§ **The exercise**:
Check each line of the entries below for the string "Order"; copy every line where it appears.

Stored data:
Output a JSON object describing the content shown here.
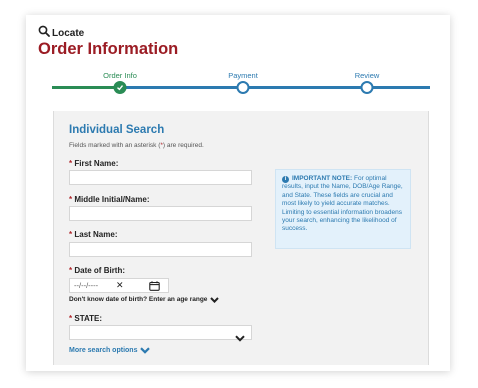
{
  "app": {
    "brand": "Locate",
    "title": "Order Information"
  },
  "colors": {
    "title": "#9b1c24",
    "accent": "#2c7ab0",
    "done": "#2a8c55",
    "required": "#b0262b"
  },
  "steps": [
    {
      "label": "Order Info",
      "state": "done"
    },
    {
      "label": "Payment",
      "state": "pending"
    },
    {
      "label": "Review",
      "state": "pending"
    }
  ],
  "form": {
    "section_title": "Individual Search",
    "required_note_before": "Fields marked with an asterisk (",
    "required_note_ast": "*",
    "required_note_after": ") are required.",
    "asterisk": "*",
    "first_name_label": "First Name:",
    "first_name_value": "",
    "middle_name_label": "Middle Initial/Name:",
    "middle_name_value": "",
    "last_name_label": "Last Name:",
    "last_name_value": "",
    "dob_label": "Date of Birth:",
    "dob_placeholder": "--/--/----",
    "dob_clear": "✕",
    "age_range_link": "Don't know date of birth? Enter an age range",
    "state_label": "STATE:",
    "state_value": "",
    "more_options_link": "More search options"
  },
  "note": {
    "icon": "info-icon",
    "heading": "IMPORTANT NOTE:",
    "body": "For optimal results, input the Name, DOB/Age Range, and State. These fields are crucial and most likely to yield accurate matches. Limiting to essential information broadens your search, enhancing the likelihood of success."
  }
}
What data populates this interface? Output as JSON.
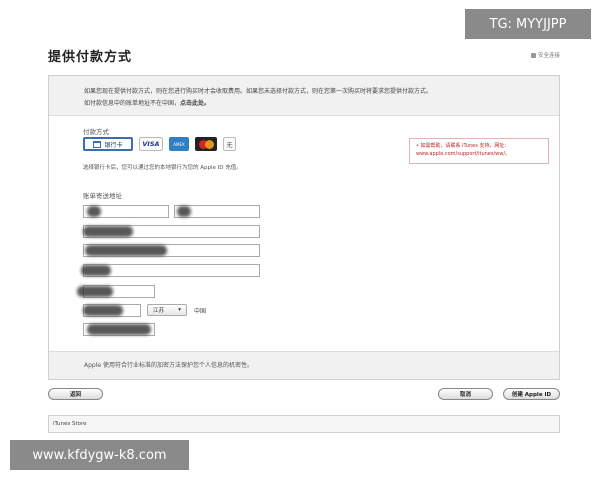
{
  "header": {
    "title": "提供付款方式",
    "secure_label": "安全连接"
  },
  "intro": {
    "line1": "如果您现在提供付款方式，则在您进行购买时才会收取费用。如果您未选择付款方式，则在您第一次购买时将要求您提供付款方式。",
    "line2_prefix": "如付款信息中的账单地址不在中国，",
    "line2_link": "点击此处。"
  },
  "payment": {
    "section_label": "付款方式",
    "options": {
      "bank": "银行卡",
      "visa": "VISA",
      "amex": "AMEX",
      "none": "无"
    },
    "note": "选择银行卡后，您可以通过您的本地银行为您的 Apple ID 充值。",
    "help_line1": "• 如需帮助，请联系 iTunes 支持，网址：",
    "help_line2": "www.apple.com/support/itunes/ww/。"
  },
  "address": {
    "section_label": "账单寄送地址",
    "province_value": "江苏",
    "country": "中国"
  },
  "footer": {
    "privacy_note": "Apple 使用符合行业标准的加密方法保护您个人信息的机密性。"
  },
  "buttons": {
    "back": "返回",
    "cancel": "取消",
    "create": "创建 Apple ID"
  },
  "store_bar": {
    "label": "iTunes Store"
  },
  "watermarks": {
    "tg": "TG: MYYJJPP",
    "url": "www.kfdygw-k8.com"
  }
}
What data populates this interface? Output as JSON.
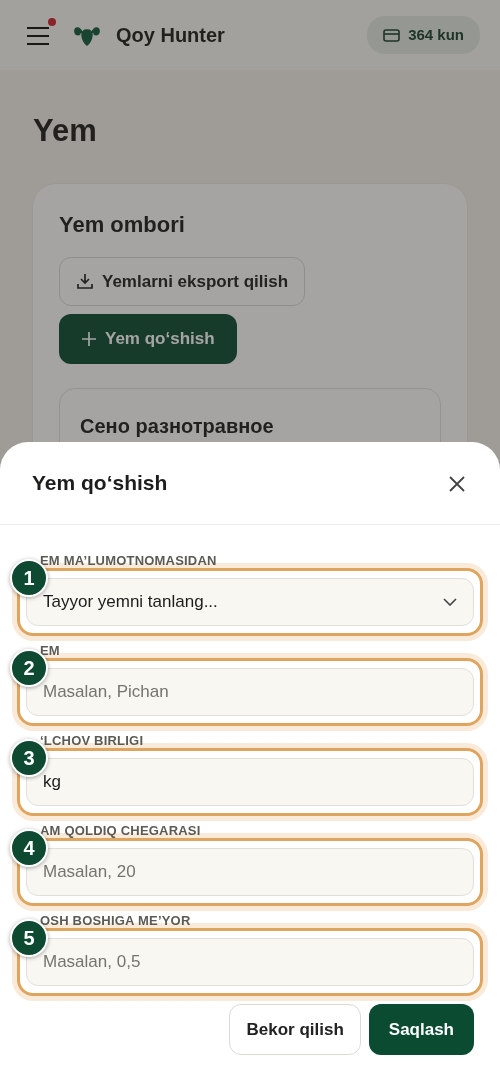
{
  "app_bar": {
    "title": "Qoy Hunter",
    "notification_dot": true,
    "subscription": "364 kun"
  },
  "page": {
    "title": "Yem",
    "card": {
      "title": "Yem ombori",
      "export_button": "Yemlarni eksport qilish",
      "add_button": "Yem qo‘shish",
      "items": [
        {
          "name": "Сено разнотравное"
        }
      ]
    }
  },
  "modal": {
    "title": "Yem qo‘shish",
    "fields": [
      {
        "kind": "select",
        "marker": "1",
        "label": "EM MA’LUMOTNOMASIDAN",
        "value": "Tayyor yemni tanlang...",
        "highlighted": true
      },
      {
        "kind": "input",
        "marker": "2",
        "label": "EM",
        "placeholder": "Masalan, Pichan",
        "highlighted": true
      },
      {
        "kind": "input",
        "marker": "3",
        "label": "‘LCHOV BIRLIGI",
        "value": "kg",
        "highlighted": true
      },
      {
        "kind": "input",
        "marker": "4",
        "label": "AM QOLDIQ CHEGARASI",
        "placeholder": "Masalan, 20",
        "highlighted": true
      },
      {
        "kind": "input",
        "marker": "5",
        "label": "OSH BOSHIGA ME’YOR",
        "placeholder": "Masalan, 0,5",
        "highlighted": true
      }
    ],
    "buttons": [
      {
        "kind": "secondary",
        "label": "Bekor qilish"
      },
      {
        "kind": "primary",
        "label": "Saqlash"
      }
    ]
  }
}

---

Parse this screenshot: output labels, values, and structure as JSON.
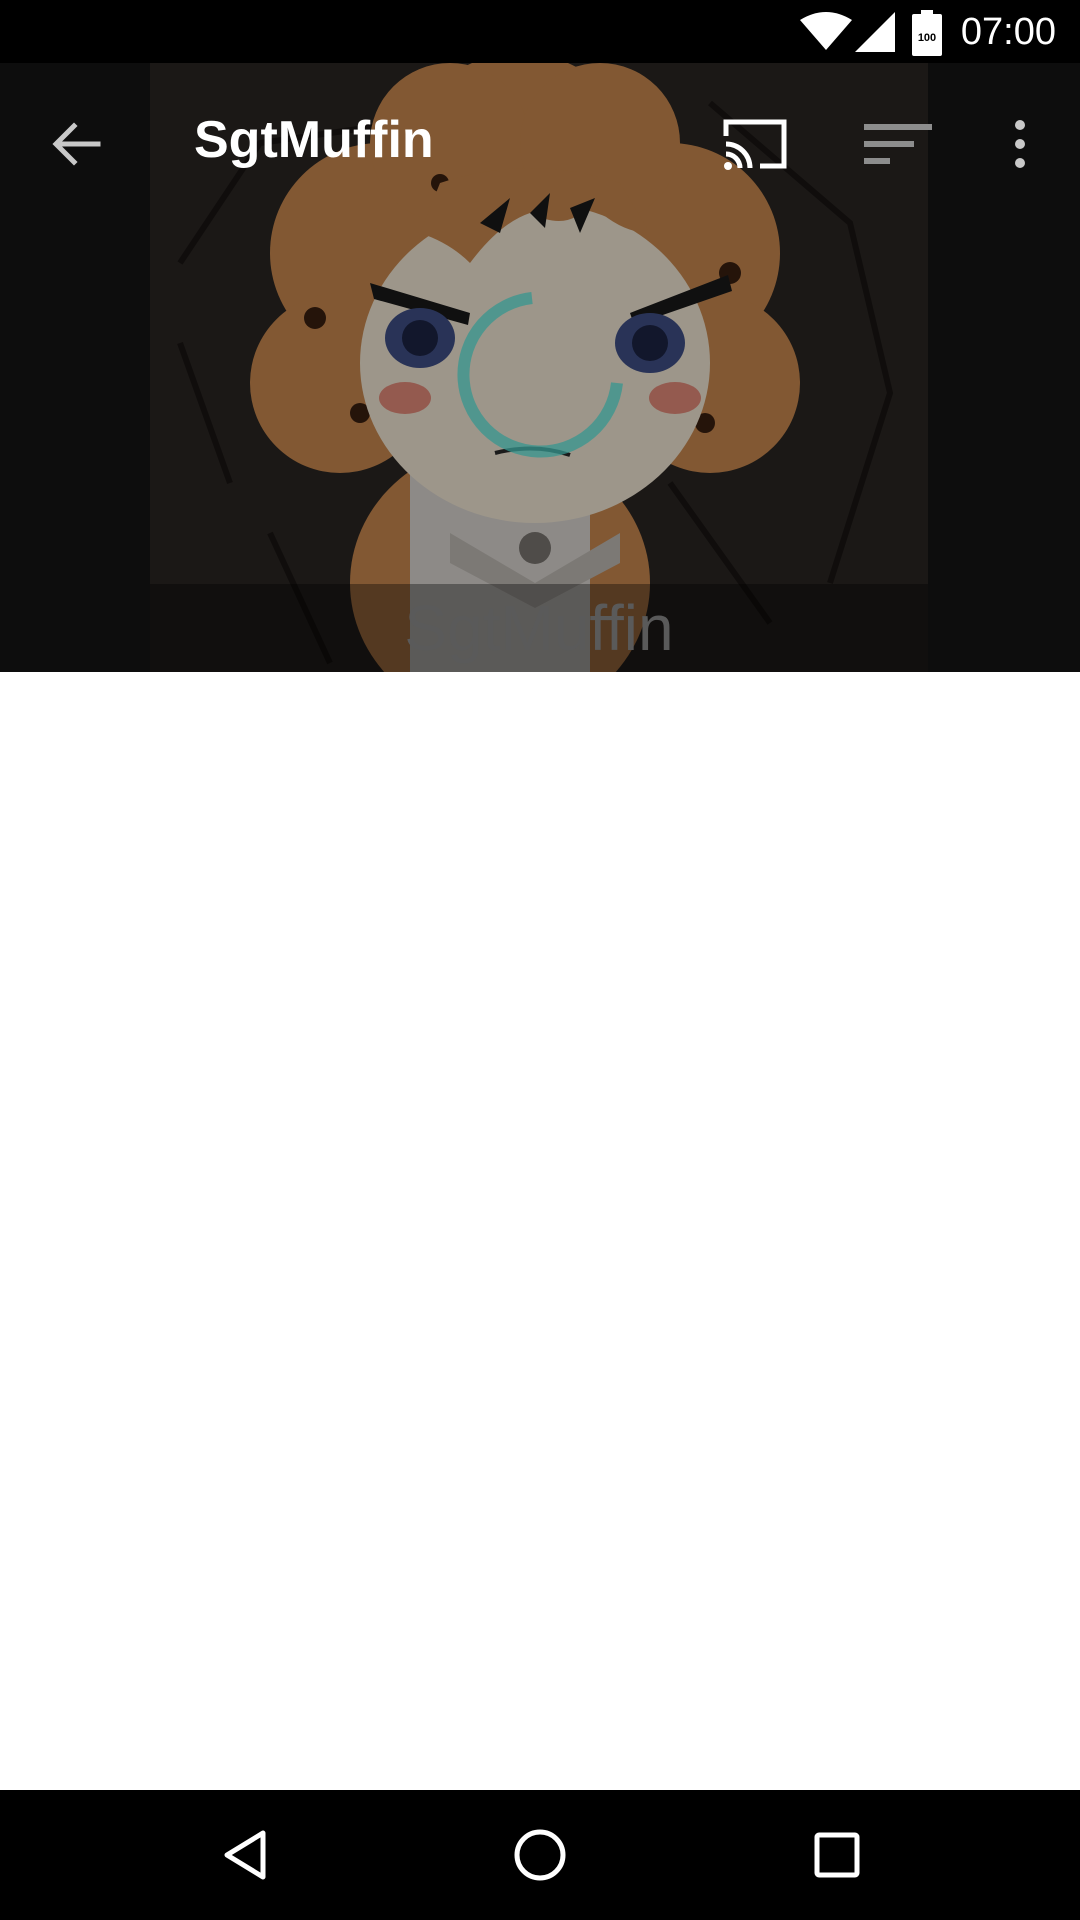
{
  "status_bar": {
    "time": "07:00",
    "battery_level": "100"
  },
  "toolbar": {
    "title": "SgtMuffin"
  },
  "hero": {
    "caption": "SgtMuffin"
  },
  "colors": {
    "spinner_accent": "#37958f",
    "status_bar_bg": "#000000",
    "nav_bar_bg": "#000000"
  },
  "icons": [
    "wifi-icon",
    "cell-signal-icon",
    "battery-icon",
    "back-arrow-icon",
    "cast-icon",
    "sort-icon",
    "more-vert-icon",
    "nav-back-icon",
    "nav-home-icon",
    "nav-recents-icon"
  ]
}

§ **The response**:
    "title": "Order Information"
      "label": "Order Info",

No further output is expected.